# Start of SOURCE MATERIAL

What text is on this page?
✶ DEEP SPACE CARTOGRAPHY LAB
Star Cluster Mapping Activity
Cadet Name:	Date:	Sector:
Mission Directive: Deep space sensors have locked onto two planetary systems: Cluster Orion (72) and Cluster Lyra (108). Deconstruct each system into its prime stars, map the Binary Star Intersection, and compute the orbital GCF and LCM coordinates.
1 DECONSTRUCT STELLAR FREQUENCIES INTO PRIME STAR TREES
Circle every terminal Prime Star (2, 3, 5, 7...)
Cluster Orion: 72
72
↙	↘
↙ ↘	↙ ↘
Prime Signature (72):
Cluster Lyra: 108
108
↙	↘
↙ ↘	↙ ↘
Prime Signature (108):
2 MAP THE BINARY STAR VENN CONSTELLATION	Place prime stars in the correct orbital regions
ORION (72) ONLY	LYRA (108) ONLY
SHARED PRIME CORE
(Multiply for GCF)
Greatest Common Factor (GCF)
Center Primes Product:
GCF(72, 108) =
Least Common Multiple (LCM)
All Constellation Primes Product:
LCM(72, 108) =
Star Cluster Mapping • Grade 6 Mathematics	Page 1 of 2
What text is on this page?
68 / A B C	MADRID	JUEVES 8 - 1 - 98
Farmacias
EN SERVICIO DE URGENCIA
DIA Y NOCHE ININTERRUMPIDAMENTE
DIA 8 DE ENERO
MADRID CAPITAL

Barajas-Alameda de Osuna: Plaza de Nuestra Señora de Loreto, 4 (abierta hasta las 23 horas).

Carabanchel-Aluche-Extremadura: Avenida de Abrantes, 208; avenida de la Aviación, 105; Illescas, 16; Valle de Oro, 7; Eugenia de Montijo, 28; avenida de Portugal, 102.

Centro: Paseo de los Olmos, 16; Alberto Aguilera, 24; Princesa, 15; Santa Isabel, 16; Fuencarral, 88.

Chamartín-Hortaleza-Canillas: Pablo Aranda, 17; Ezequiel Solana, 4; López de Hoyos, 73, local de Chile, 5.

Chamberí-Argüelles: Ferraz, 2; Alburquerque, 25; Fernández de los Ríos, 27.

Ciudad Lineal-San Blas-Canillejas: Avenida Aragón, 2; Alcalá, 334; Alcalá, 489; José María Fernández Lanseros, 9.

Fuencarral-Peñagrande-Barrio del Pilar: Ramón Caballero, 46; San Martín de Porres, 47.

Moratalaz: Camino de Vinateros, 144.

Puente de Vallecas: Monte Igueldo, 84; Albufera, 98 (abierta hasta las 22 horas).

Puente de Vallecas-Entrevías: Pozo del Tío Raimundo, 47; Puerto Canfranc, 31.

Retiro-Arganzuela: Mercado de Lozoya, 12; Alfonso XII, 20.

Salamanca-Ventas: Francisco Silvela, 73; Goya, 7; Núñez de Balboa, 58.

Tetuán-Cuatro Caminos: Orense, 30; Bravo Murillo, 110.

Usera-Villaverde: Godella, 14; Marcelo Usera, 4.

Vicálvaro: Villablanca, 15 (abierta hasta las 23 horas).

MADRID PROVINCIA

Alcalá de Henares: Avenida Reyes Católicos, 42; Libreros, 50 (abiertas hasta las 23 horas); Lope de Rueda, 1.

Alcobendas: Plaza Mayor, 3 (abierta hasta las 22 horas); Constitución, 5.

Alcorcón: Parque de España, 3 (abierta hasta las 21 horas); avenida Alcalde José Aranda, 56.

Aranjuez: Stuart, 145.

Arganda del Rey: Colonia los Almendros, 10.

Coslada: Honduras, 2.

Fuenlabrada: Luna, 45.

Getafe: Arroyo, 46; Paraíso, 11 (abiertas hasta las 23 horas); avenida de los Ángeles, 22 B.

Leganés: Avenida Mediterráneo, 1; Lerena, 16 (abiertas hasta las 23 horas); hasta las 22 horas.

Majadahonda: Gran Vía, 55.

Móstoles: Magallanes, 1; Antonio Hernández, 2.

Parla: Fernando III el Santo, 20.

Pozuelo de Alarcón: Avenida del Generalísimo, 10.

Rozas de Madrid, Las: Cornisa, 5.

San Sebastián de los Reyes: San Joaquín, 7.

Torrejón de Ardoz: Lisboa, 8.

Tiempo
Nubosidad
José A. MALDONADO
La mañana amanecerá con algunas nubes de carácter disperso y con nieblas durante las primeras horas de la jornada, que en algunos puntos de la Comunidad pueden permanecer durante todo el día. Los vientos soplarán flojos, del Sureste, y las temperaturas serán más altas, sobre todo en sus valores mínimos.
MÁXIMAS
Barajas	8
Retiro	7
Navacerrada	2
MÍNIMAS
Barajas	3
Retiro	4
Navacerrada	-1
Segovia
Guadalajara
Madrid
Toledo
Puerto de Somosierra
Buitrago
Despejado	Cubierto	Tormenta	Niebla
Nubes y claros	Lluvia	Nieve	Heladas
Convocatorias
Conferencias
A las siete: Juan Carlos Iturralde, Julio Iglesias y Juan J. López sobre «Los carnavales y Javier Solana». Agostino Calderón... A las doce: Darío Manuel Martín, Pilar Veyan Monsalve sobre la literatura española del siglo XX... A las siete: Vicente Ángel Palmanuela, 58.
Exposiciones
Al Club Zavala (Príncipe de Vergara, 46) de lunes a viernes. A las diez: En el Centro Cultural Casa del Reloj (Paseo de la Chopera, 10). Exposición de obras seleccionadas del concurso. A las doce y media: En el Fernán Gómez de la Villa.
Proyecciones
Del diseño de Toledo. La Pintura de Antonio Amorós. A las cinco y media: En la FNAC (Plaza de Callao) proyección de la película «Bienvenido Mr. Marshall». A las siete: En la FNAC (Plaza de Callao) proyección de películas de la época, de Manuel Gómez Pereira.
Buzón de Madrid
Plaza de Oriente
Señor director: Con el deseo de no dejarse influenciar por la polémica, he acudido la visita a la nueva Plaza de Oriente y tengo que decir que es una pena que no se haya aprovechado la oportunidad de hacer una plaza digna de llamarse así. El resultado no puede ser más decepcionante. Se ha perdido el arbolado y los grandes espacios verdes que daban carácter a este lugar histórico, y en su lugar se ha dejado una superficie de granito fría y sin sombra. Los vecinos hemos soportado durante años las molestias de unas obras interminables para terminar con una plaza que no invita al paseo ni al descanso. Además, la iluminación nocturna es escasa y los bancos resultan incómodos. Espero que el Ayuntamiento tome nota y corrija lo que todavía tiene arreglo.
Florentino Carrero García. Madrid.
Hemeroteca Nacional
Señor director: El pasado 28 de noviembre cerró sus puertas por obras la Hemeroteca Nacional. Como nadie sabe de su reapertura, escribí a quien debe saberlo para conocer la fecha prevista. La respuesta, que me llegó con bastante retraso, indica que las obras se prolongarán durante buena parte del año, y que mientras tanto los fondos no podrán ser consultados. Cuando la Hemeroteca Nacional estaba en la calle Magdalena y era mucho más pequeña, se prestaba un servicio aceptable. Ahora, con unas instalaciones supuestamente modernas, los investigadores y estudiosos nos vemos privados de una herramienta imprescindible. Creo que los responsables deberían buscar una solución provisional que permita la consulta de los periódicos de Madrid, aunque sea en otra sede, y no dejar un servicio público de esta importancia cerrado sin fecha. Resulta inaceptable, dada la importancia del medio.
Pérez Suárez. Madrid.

# End of SOURCE MATERIAL

> INSTRUCTIONS TO FOLLOW: Pull out all lines in the data above that include "abiertas".

> ANSWER TO THIS PROBLEM:
Alcalá de Henares: Avenida Reyes Católicos, 42; Libreros, 50 (abiertas hasta las 23 horas); Lope de Rueda, 1.
Getafe: Arroyo, 46; Paraíso, 11 (abiertas hasta las 23 horas); avenida de los Ángeles, 22 B.
Leganés: Avenida Mediterráneo, 1; Lerena, 16 (abiertas hasta las 23 horas); hasta las 22 horas.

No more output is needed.